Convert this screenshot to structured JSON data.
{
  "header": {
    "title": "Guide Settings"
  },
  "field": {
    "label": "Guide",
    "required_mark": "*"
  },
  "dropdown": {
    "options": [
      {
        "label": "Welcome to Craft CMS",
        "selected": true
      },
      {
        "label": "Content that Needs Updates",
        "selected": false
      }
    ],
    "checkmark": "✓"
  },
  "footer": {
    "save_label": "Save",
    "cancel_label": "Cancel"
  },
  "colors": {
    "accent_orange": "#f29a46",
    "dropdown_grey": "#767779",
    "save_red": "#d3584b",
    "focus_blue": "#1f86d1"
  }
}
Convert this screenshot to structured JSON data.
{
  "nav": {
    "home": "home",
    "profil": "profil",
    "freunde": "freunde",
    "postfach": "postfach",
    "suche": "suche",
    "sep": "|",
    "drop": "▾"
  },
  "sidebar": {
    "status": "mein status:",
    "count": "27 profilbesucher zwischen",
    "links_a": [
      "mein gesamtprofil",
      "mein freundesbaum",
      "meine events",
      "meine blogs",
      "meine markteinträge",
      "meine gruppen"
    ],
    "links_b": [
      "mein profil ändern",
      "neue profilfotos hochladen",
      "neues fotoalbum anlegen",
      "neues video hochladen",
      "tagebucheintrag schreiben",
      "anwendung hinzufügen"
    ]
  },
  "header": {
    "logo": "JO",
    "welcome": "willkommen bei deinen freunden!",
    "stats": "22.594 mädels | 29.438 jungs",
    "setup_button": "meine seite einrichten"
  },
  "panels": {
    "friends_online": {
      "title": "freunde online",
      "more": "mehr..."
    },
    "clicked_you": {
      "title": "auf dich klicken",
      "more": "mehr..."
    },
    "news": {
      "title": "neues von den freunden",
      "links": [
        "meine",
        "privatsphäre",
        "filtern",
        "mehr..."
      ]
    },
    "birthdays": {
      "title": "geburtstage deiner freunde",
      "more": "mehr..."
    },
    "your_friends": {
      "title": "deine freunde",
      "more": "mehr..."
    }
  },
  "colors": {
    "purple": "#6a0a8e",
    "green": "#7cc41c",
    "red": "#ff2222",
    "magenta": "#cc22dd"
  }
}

=== Exercise requirements ===
Set all of the records down again, exactly as they stand.

=== Complete output ===
Convert this screenshot to structured JSON data.
{
  "header": {
    "title": "Guide Settings"
  },
  "field": {
    "label": "Guide",
    "required_mark": "*"
  },
  "dropdown": {
    "options": [
      {
        "label": "Welcome to Craft CMS",
        "selected": true
      },
      {
        "label": "Content that Needs Updates",
        "selected": false
      }
    ],
    "checkmark": "✓"
  },
  "footer": {
    "save_label": "Save",
    "cancel_label": "Cancel"
  },
  "colors": {
    "accent_orange": "#f29a46",
    "dropdown_grey": "#767779",
    "save_red": "#d3584b",
    "focus_blue": "#1f86d1"
  }
}
Convert this screenshot to structured JSON data.
{
  "nav": {
    "home": "home",
    "profil": "profil",
    "freunde": "freunde",
    "postfach": "postfach",
    "suche": "suche",
    "sep": "|",
    "drop": "▾"
  },
  "sidebar": {
    "status": "mein status:",
    "count": "27 profilbesucher zwischen",
    "links_a": [
      "mein gesamtprofil",
      "mein freundesbaum",
      "meine events",
      "meine blogs",
      "meine markteinträge",
      "meine gruppen"
    ],
    "links_b": [
      "mein profil ändern",
      "neue profilfotos hochladen",
      "neues fotoalbum anlegen",
      "neues video hochladen",
      "tagebucheintrag schreiben",
      "anwendung hinzufügen"
    ]
  },
  "header": {
    "logo": "JO",
    "welcome": "willkommen bei deinen freunden!",
    "stats": "22.594 mädels | 29.438 jungs",
    "setup_button": "meine seite einrichten"
  },
  "panels": {
    "friends_online": {
      "title": "freunde online",
      "more": "mehr..."
    },
    "clicked_you": {
      "title": "auf dich klicken",
      "more": "mehr..."
    },
    "news": {
      "title": "neues von den freunden",
      "links": [
        "meine",
        "privatsphäre",
        "filtern",
        "mehr..."
      ]
    },
    "birthdays": {
      "title": "geburtstage deiner freunde",
      "more": "mehr..."
    },
    "your_friends": {
      "title": "deine freunde",
      "more": "mehr..."
    }
  },
  "colors": {
    "purple": "#6a0a8e",
    "green": "#7cc41c",
    "red": "#ff2222",
    "magenta": "#cc22dd"
  }
}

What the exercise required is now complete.